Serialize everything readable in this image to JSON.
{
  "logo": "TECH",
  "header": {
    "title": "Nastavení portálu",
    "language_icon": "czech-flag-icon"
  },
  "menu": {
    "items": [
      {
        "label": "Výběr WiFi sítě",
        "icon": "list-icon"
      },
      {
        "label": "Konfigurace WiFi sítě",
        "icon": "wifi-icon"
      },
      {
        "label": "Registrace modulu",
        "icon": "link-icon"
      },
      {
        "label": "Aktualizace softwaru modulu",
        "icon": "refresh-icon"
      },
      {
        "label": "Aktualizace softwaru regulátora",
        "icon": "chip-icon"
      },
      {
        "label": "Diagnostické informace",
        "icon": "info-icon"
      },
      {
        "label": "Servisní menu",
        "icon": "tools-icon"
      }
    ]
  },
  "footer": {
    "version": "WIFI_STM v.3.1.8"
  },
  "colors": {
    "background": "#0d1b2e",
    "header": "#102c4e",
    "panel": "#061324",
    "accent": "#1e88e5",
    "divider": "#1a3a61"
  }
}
◇ ◇ ◇ ◇ ◇
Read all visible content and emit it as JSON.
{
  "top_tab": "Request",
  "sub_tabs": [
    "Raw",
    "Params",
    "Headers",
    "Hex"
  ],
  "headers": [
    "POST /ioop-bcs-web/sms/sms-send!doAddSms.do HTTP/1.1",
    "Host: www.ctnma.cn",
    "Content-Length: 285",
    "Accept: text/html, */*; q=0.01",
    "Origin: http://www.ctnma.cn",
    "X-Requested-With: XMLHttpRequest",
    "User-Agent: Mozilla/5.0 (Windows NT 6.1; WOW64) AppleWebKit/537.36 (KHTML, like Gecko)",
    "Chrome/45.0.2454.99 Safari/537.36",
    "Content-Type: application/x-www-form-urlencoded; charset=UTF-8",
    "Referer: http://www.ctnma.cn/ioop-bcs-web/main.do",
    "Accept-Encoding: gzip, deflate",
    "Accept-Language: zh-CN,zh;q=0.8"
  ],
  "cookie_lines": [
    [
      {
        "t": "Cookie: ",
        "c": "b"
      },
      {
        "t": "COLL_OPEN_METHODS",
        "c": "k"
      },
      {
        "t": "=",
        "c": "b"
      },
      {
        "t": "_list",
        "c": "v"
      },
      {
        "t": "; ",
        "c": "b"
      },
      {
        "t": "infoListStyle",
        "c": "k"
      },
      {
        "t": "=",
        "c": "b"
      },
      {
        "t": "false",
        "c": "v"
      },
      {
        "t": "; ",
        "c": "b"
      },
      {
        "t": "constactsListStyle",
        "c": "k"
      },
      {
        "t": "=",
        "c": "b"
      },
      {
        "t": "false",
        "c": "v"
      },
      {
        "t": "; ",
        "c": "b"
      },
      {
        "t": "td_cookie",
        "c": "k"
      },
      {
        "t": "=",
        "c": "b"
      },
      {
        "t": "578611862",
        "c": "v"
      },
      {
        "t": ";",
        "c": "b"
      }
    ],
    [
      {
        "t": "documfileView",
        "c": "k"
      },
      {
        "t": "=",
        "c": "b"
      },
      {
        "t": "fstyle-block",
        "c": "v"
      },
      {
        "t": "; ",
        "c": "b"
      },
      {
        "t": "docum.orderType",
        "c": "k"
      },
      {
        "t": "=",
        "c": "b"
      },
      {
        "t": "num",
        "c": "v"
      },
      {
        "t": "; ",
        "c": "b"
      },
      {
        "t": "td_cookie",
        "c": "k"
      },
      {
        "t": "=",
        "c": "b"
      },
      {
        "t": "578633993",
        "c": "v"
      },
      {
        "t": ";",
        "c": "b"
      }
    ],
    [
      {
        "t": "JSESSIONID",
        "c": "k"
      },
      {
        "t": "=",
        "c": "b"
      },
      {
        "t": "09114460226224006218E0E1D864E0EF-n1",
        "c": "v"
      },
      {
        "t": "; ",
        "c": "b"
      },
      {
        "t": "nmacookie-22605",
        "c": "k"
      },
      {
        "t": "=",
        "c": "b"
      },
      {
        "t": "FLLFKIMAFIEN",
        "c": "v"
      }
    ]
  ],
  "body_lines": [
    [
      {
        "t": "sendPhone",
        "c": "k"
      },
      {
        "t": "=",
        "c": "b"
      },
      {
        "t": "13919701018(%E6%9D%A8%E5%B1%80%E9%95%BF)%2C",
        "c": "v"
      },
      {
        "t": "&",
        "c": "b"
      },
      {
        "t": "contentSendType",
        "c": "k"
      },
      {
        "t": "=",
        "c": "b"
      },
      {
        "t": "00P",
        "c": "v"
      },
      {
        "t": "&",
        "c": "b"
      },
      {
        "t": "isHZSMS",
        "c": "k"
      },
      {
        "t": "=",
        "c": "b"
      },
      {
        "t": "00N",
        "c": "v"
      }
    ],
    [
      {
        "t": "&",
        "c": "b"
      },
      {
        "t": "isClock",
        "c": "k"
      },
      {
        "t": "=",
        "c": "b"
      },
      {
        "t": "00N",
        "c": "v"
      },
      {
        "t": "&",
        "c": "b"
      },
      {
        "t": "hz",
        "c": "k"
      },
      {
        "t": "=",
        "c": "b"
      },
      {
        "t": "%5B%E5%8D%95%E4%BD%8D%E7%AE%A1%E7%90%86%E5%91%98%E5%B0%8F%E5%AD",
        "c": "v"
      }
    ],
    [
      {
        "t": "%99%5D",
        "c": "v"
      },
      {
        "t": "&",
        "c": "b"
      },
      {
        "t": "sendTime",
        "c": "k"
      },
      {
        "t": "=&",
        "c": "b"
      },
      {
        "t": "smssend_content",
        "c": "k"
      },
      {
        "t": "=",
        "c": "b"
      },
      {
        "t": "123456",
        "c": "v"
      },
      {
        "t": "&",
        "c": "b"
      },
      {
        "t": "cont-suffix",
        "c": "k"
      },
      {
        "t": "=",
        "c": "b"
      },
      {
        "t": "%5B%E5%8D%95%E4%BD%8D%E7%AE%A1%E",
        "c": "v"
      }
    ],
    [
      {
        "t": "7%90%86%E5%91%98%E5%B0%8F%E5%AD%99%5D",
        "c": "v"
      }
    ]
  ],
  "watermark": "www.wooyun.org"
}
◇ ◇ ◇ ◇ ◇
Out of the material above, gather each line where "modulu" appears.

        "label": "Registrace modulu",
        "label": "Aktualizace softwaru modulu",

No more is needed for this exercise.